§ **Task goal**:
Give the number of lines in the records below that include "JSON", and nothing more.
Start Data supplied
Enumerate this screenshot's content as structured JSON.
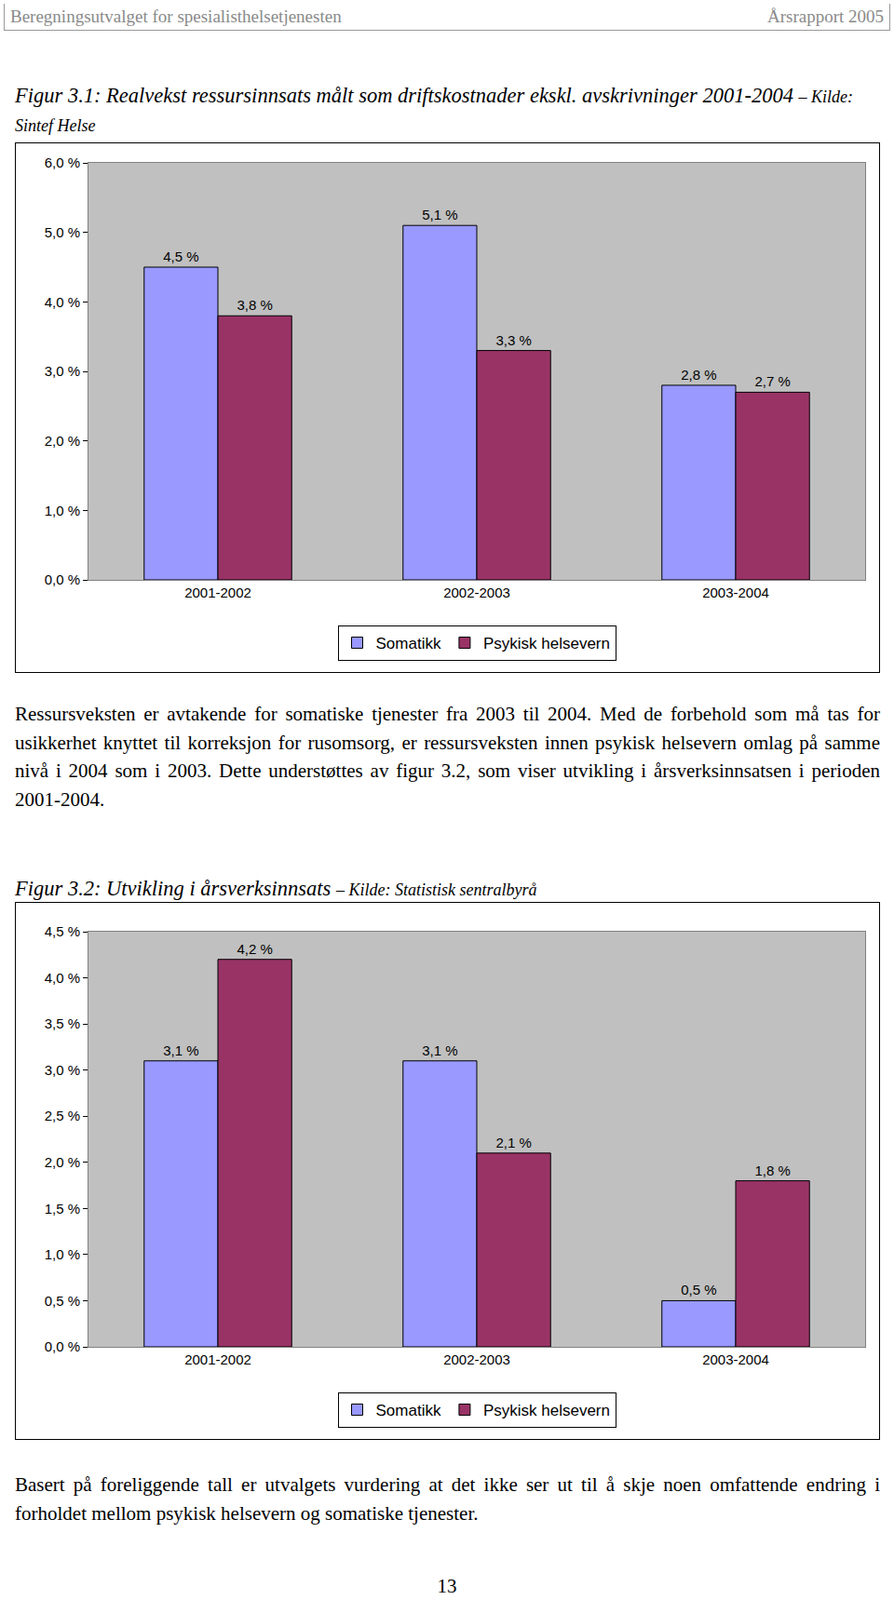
{
  "header": {
    "left": "Beregningsutvalget for spesialisthelsetjenesten",
    "right": "Årsrapport 2005"
  },
  "chart_data": [
    {
      "type": "bar",
      "title": "Figur 3.1: Realvekst ressursinnsats målt som driftskostnader ekskl. avskrivninger 2001-2004",
      "subtitle": "– Kilde: Sintef Helse",
      "categories": [
        "2001-2002",
        "2002-2003",
        "2003-2004"
      ],
      "series": [
        {
          "name": "Somatikk",
          "color": "#9999ff",
          "values": [
            4.5,
            5.1,
            2.8
          ],
          "value_labels": [
            "4,5 %",
            "5,1 %",
            "2,8 %"
          ]
        },
        {
          "name": "Psykisk helsevern",
          "color": "#993366",
          "values": [
            3.8,
            3.3,
            2.7
          ],
          "value_labels": [
            "3,8 %",
            "3,3 %",
            "2,7 %"
          ]
        }
      ],
      "ylim": [
        0,
        6
      ],
      "yticks": [
        {
          "value": 0,
          "label": "0,0 %"
        },
        {
          "value": 1,
          "label": "1,0 %"
        },
        {
          "value": 2,
          "label": "2,0 %"
        },
        {
          "value": 3,
          "label": "3,0 %"
        },
        {
          "value": 4,
          "label": "4,0 %"
        },
        {
          "value": 5,
          "label": "5,0 %"
        },
        {
          "value": 6,
          "label": "6,0 %"
        }
      ],
      "grid": false,
      "legend": "bottom",
      "data_labels": true
    },
    {
      "type": "bar",
      "title": "Figur 3.2: Utvikling i årsverksinnsats",
      "subtitle": "– Kilde: Statistisk sentralbyrå",
      "categories": [
        "2001-2002",
        "2002-2003",
        "2003-2004"
      ],
      "series": [
        {
          "name": "Somatikk",
          "color": "#9999ff",
          "values": [
            3.1,
            3.1,
            0.5
          ],
          "value_labels": [
            "3,1 %",
            "3,1 %",
            "0,5 %"
          ]
        },
        {
          "name": "Psykisk helsevern",
          "color": "#993366",
          "values": [
            4.2,
            2.1,
            1.8
          ],
          "value_labels": [
            "4,2 %",
            "2,1 %",
            "1,8 %"
          ]
        }
      ],
      "ylim": [
        0,
        4.5
      ],
      "yticks": [
        {
          "value": 0,
          "label": "0,0 %"
        },
        {
          "value": 0.5,
          "label": "0,5 %"
        },
        {
          "value": 1,
          "label": "1,0 %"
        },
        {
          "value": 1.5,
          "label": "1,5 %"
        },
        {
          "value": 2,
          "label": "2,0 %"
        },
        {
          "value": 2.5,
          "label": "2,5 %"
        },
        {
          "value": 3,
          "label": "3,0 %"
        },
        {
          "value": 3.5,
          "label": "3,5 %"
        },
        {
          "value": 4,
          "label": "4,0 %"
        },
        {
          "value": 4.5,
          "label": "4,5 %"
        }
      ],
      "grid": false,
      "legend": "bottom",
      "data_labels": true
    }
  ],
  "paragraphs": [
    "Ressursveksten er avtakende for somatiske tjenester fra 2003 til 2004. Med de forbehold som må tas for usikkerhet knyttet til korreksjon for rusomsorg, er ressursveksten innen psykisk helsevern omlag på samme nivå i 2004 som i 2003. Dette understøttes av figur 3.2, som viser utvikling i årsverksinnsatsen i perioden 2001-2004.",
    "Basert på foreliggende tall er utvalgets vurdering at det ikke ser ut til å skje noen omfattende endring i forholdet mellom psykisk helsevern og somatiske tjenester."
  ],
  "page_number": "13"
}
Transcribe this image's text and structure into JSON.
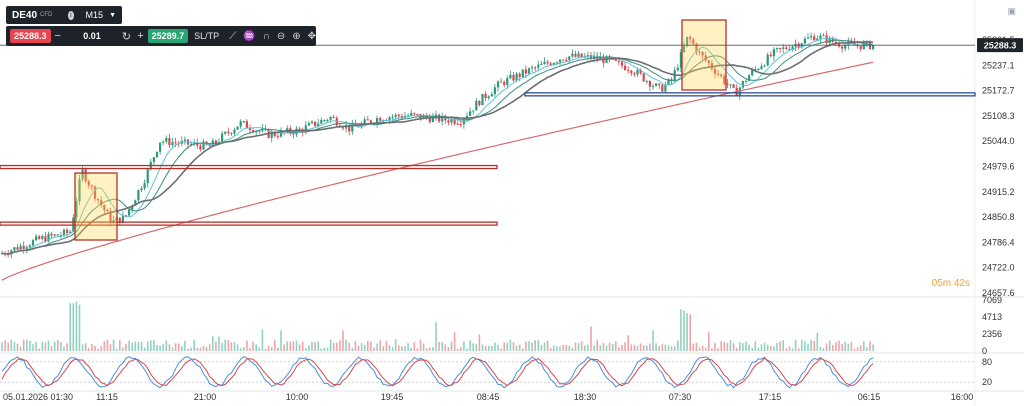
End Data supplied
§ **Full solution**:
2